* Direction
From the material below, copy out word for word the run of lines that opens with the line containing "bar-female-reproductive-6 — [162, 351, 214, 368]" and closes with the line containing "bar-female-prereproductive-2 — [898, 416, 938, 433]", including both of those lines and nothing else.
-------- Given data
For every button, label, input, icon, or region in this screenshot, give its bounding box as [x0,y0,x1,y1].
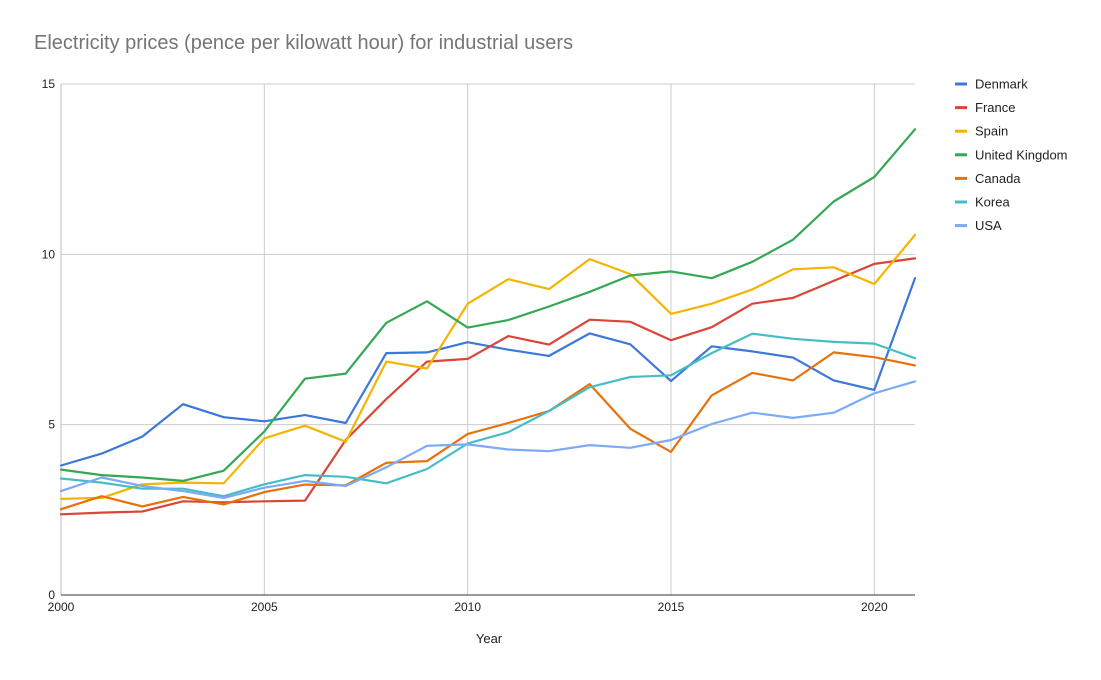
legend-label-united-kingdom: United Kingdom [975,147,1068,162]
series-line-united-kingdom [59,128,917,482]
series-line-canada [59,351,917,511]
series-line-spain [59,233,917,500]
series-line-denmark [59,277,917,467]
legend-label-usa: USA [975,218,1002,233]
y-tick-label: 5 [48,418,55,432]
series-line-usa [59,380,917,499]
series-line-france [59,257,917,516]
x-tick-label: 2010 [454,600,481,614]
y-tick-label: 10 [42,247,56,261]
chart-title: Electricity prices (pence per kilowatt h… [34,32,574,54]
legend-label-spain: Spain [975,124,1008,139]
legend-label-canada: Canada [975,171,1021,186]
x-tick-label: 2020 [861,600,888,614]
x-tick-label: 2015 [658,600,685,614]
legend-label-denmark: Denmark [975,77,1028,92]
y-tick-label: 0 [48,588,55,602]
x-axis-title: Year [476,631,503,646]
x-tick-label: 2000 [48,600,75,614]
series-line-korea [59,332,917,498]
x-tick-label: 2005 [251,600,278,614]
legend-label-france: France [975,100,1015,115]
y-tick-label: 15 [42,77,56,91]
legend-label-korea: Korea [975,195,1010,210]
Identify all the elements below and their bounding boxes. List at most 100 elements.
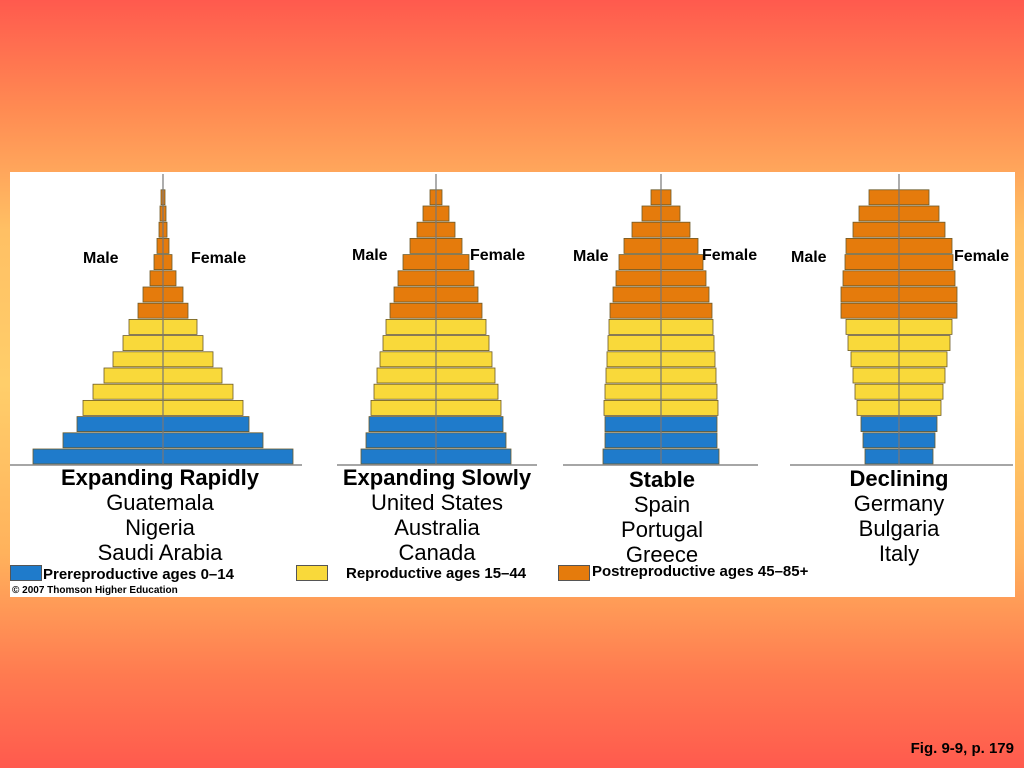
bar-female-reproductive-6 — [162, 351, 214, 368]
bar-male-reproductive-7 — [382, 335, 437, 352]
bar-female-postreproductive-16 — [435, 189, 443, 206]
bar-male-postreproductive-13 — [845, 238, 900, 254]
country-name: Greece — [625, 542, 699, 567]
bar-male-reproductive-5 — [376, 367, 437, 384]
country-name: Saudi Arabia — [97, 540, 223, 565]
country-name: Bulgaria — [858, 516, 940, 541]
bar-female-prereproductive-0 — [162, 448, 294, 465]
bar-male-postreproductive-16 — [429, 189, 437, 206]
figure-reference: Fig. 9-9, p. 179 — [910, 740, 1014, 757]
male-label-3: Male — [573, 248, 609, 265]
bar-male-postreproductive-16 — [868, 189, 900, 206]
country-name: Portugal — [621, 517, 703, 542]
pyramid-title: Expanding Rapidly — [60, 465, 260, 490]
bar-male-postreproductive-13 — [156, 238, 164, 254]
bar-female-postreproductive-11 — [660, 270, 707, 287]
bar-female-reproductive-6 — [898, 351, 948, 368]
bar-male-reproductive-5 — [103, 367, 164, 384]
bar-male-postreproductive-10 — [393, 286, 437, 303]
bar-female-postreproductive-16 — [660, 189, 672, 206]
legend-postreproductive: Postreproductive ages 45–85+ — [592, 563, 809, 580]
bar-female-prereproductive-2 — [898, 416, 938, 433]
female-label-2: Female — [470, 247, 526, 264]
bar-male-reproductive-4 — [604, 383, 662, 400]
bar-female-postreproductive-14 — [435, 221, 456, 238]
bar-female-prereproductive-0 — [898, 448, 934, 465]
pyramid-4 — [790, 174, 1013, 466]
bar-male-reproductive-7 — [122, 335, 164, 352]
bar-female-reproductive-4 — [162, 383, 234, 400]
bar-male-reproductive-6 — [606, 351, 662, 368]
caption-expanding-rapidly: Expanding Rapidly Guatemala Nigeria Saud… — [30, 465, 290, 565]
bar-male-prereproductive-1 — [862, 432, 900, 449]
bar-female-prereproductive-2 — [162, 416, 250, 433]
pyramid-title: Declining — [849, 466, 949, 491]
legend-reproductive: Reproductive ages 15–44 — [346, 565, 527, 582]
bar-female-postreproductive-9 — [660, 302, 713, 319]
bar-female-postreproductive-12 — [660, 254, 704, 270]
bar-female-postreproductive-10 — [898, 286, 958, 303]
bar-male-reproductive-6 — [379, 351, 437, 368]
bar-male-postreproductive-10 — [612, 286, 662, 303]
bar-female-prereproductive-1 — [898, 432, 936, 449]
bar-female-reproductive-4 — [660, 383, 718, 400]
bar-female-postreproductive-12 — [435, 254, 470, 270]
bar-male-reproductive-3 — [370, 399, 437, 416]
bar-male-reproductive-4 — [92, 383, 164, 400]
bar-female-reproductive-7 — [660, 335, 715, 352]
legend-swatch-postreproductive — [558, 565, 590, 581]
bar-male-prereproductive-0 — [864, 448, 900, 465]
bar-female-postreproductive-11 — [435, 270, 475, 287]
bar-male-prereproductive-0 — [360, 448, 437, 465]
bar-male-prereproductive-2 — [604, 416, 662, 433]
bar-female-postreproductive-13 — [898, 238, 953, 254]
bar-male-reproductive-8 — [845, 318, 900, 335]
bar-male-postreproductive-9 — [609, 302, 662, 319]
male-label-2: Male — [352, 247, 388, 264]
bar-female-reproductive-5 — [162, 367, 223, 384]
bar-female-prereproductive-1 — [162, 432, 264, 449]
bar-female-prereproductive-2 — [435, 416, 504, 433]
bar-female-prereproductive-2 — [660, 416, 718, 433]
bar-female-postreproductive-12 — [162, 254, 173, 270]
bar-male-reproductive-5 — [852, 367, 900, 384]
country-name: Spain — [633, 492, 691, 517]
bar-female-postreproductive-13 — [660, 238, 699, 254]
bar-male-postreproductive-11 — [149, 270, 164, 287]
bar-male-postreproductive-11 — [397, 270, 437, 287]
bar-female-reproductive-7 — [162, 335, 204, 352]
country-name: Nigeria — [125, 515, 195, 540]
bar-female-postreproductive-9 — [898, 302, 958, 319]
bar-male-postreproductive-11 — [615, 270, 662, 287]
country-name: Guatemala — [106, 490, 214, 515]
pyramid-2 — [337, 174, 537, 466]
female-label-3: Female — [702, 247, 758, 264]
bar-male-reproductive-8 — [608, 318, 662, 335]
bar-male-postreproductive-11 — [842, 270, 900, 287]
bar-male-prereproductive-2 — [860, 416, 900, 433]
bar-male-postreproductive-13 — [623, 238, 662, 254]
pyramid-1 — [10, 174, 302, 466]
bar-male-postreproductive-9 — [840, 302, 900, 319]
bar-female-reproductive-7 — [435, 335, 490, 352]
bar-female-postreproductive-10 — [435, 286, 479, 303]
bar-female-prereproductive-0 — [660, 448, 720, 465]
bar-male-reproductive-4 — [373, 383, 437, 400]
bar-female-reproductive-5 — [898, 367, 946, 384]
bar-female-reproductive-3 — [660, 399, 719, 416]
bar-male-reproductive-6 — [850, 351, 900, 368]
male-label-1: Male — [83, 250, 119, 267]
bar-female-reproductive-5 — [435, 367, 496, 384]
country-name: Germany — [853, 491, 945, 516]
bar-male-reproductive-8 — [385, 318, 437, 335]
pyramid-title: Stable — [628, 467, 696, 492]
bar-female-postreproductive-11 — [162, 270, 177, 287]
bar-female-postreproductive-9 — [162, 302, 189, 319]
bar-female-reproductive-3 — [435, 399, 502, 416]
bar-female-postreproductive-9 — [435, 302, 483, 319]
bar-male-postreproductive-13 — [409, 238, 437, 254]
legend-prereproductive: Prereproductive ages 0–14 — [43, 566, 234, 583]
bar-male-prereproductive-1 — [365, 432, 437, 449]
bar-male-postreproductive-15 — [858, 205, 900, 222]
female-label-4: Female — [954, 248, 1010, 265]
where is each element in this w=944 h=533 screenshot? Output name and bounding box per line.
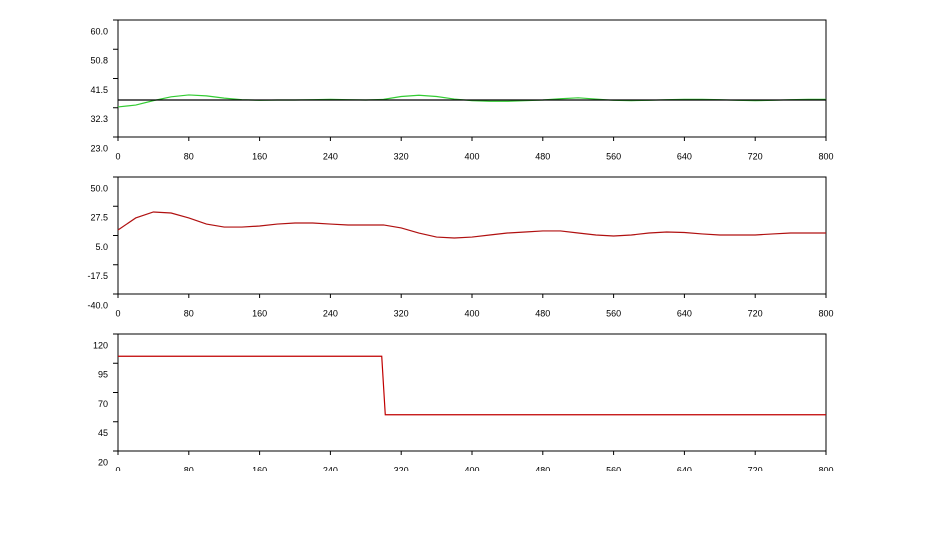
y-tick-label: 32.3	[90, 114, 108, 124]
y-tick-label: -40.0	[87, 300, 108, 310]
y-tick-label: 5.0	[95, 242, 108, 252]
x-tick-label: 240	[323, 465, 338, 475]
y-tick-label: 27.5	[90, 213, 108, 223]
x-tick-label: 160	[252, 465, 267, 475]
x-tick-label: 800	[818, 465, 833, 475]
x-tick-label: 560	[606, 308, 621, 318]
x-tick-label: 320	[394, 151, 409, 161]
y-tick-label: -17.5	[87, 271, 108, 281]
x-tick-label: 640	[677, 308, 692, 318]
x-tick-label: 320	[394, 308, 409, 318]
x-tick-label: 480	[535, 465, 550, 475]
x-tick-label: 0	[115, 151, 120, 161]
plot-frame	[117, 19, 827, 138]
x-tick-label: 400	[464, 465, 479, 475]
x-tick-label: 720	[748, 465, 763, 475]
x-tick-label: 800	[818, 308, 833, 318]
x-tick-label: 160	[252, 151, 267, 161]
x-tick-label: 80	[184, 465, 194, 475]
y-tick-label: 70	[98, 399, 108, 409]
x-tick-label: 240	[323, 308, 338, 318]
y-tick-label: 50.8	[90, 56, 108, 66]
x-tick-label: 160	[252, 308, 267, 318]
y-tick-label: 45	[98, 428, 108, 438]
x-tick-label: 720	[748, 151, 763, 161]
x-tick-label: 80	[184, 151, 194, 161]
x-tick-label: 0	[115, 465, 120, 475]
plot-frame	[117, 333, 827, 452]
x-tick-label: 80	[184, 308, 194, 318]
data-line	[117, 94, 826, 108]
y-tick-label: 41.5	[90, 85, 108, 95]
x-tick-label: 720	[748, 308, 763, 318]
x-tick-label: 400	[464, 151, 479, 161]
x-tick-label: 0	[115, 308, 120, 318]
y-tick-label: 50.0	[90, 183, 108, 193]
y-tick-label: 20	[98, 457, 108, 467]
y-tick-label: 120	[93, 340, 108, 350]
x-tick-label: 480	[535, 308, 550, 318]
x-tick-label: 400	[464, 308, 479, 318]
x-tick-label: 560	[606, 151, 621, 161]
y-tick-label: 60.0	[90, 26, 108, 36]
charts: 60.0 50.8 41.5 32.3 23.0 0 80 160 240 320 400 480 56…	[87, 19, 834, 475]
x-tick-label: 320	[394, 465, 409, 475]
data-line	[118, 355, 826, 416]
data-line	[117, 211, 826, 239]
x-tick-label: 640	[677, 465, 692, 475]
y-tick-label: 23.0	[90, 143, 108, 153]
x-tick-label: 800	[818, 151, 833, 161]
x-tick-label: 560	[606, 465, 621, 475]
x-tick-label: 640	[677, 151, 692, 161]
y-tick-label: 95	[98, 370, 108, 380]
x-tick-label: 240	[323, 151, 338, 161]
x-tick-label: 480	[535, 151, 550, 161]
----------------
* Result
bar-female-reproductive-6 — [162, 351, 214, 368]
bar-male-reproductive-7 — [382, 335, 437, 352]
bar-female-postreproductive-16 — [435, 189, 443, 206]
bar-male-postreproductive-13 — [845, 238, 900, 254]
country-name: Greece — [625, 542, 699, 567]
bar-male-reproductive-5 — [376, 367, 437, 384]
country-name: Saudi Arabia — [97, 540, 223, 565]
country-name: Bulgaria — [858, 516, 940, 541]
bar-female-prereproductive-0 — [162, 448, 294, 465]
bar-male-postreproductive-16 — [429, 189, 437, 206]
figure-reference: Fig. 9-9, p. 179 — [910, 740, 1014, 757]
male-label-3: Male — [573, 248, 609, 265]
bar-male-postreproductive-16 — [868, 189, 900, 206]
country-name: Portugal — [621, 517, 703, 542]
pyramid-title: Expanding Rapidly — [60, 465, 260, 490]
bar-male-postreproductive-13 — [156, 238, 164, 254]
bar-female-postreproductive-11 — [660, 270, 707, 287]
bar-female-reproductive-6 — [898, 351, 948, 368]
bar-male-reproductive-5 — [103, 367, 164, 384]
bar-male-postreproductive-10 — [393, 286, 437, 303]
bar-female-postreproductive-16 — [660, 189, 672, 206]
legend-postreproductive: Postreproductive ages 45–85+ — [592, 563, 809, 580]
bar-female-prereproductive-2 — [898, 416, 938, 433]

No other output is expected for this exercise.